[Dataset entries]
[Start]
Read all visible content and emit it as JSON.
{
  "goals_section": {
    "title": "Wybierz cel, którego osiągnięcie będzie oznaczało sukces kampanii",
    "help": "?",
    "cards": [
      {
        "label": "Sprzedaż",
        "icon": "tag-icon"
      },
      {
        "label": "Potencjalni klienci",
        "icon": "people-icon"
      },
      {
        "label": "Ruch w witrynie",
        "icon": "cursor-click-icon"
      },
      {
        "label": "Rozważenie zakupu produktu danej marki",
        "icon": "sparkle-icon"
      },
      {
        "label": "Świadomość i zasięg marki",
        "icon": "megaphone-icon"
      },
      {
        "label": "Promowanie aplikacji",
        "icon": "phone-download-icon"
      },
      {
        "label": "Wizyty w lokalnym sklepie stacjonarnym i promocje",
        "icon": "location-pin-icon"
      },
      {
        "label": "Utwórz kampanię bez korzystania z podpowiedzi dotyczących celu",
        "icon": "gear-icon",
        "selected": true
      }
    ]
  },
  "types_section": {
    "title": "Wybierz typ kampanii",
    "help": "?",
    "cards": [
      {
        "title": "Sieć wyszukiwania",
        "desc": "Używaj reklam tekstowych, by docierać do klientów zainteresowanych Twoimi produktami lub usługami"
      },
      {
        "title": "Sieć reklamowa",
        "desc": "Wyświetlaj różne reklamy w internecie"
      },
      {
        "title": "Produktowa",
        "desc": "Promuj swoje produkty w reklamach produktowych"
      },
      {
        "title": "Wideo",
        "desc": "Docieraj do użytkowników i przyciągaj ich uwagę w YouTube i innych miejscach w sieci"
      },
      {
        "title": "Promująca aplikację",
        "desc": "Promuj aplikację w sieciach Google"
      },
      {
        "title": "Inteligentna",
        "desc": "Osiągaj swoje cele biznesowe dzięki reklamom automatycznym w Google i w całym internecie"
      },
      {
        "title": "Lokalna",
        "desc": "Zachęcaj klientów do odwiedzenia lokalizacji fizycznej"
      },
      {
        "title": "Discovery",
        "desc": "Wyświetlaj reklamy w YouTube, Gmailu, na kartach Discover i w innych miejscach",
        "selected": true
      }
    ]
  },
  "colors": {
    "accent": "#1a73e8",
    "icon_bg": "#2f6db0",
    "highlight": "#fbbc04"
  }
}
[End]
**PROBLEM TO WORK ON**:
Reproduce each entry above exactly, keeping every word.

**RESPONSE**:
Read all visible content and emit it as JSON.
{
  "goals_section": {
    "title": "Wybierz cel, którego osiągnięcie będzie oznaczało sukces kampanii",
    "help": "?",
    "cards": [
      {
        "label": "Sprzedaż",
        "icon": "tag-icon"
      },
      {
        "label": "Potencjalni klienci",
        "icon": "people-icon"
      },
      {
        "label": "Ruch w witrynie",
        "icon": "cursor-click-icon"
      },
      {
        "label": "Rozważenie zakupu produktu danej marki",
        "icon": "sparkle-icon"
      },
      {
        "label": "Świadomość i zasięg marki",
        "icon": "megaphone-icon"
      },
      {
        "label": "Promowanie aplikacji",
        "icon": "phone-download-icon"
      },
      {
        "label": "Wizyty w lokalnym sklepie stacjonarnym i promocje",
        "icon": "location-pin-icon"
      },
      {
        "label": "Utwórz kampanię bez korzystania z podpowiedzi dotyczących celu",
        "icon": "gear-icon",
        "selected": true
      }
    ]
  },
  "types_section": {
    "title": "Wybierz typ kampanii",
    "help": "?",
    "cards": [
      {
        "title": "Sieć wyszukiwania",
        "desc": "Używaj reklam tekstowych, by docierać do klientów zainteresowanych Twoimi produktami lub usługami"
      },
      {
        "title": "Sieć reklamowa",
        "desc": "Wyświetlaj różne reklamy w internecie"
      },
      {
        "title": "Produktowa",
        "desc": "Promuj swoje produkty w reklamach produktowych"
      },
      {
        "title": "Wideo",
        "desc": "Docieraj do użytkowników i przyciągaj ich uwagę w YouTube i innych miejscach w sieci"
      },
      {
        "title": "Promująca aplikację",
        "desc": "Promuj aplikację w sieciach Google"
      },
      {
        "title": "Inteligentna",
        "desc": "Osiągaj swoje cele biznesowe dzięki reklamom automatycznym w Google i w całym internecie"
      },
      {
        "title": "Lokalna",
        "desc": "Zachęcaj klientów do odwiedzenia lokalizacji fizycznej"
      },
      {
        "title": "Discovery",
        "desc": "Wyświetlaj reklamy w YouTube, Gmailu, na kartach Discover i w innych miejscach",
        "selected": true
      }
    ]
  },
  "colors": {
    "accent": "#1a73e8",
    "icon_bg": "#2f6db0",
    "highlight": "#fbbc04"
  }
}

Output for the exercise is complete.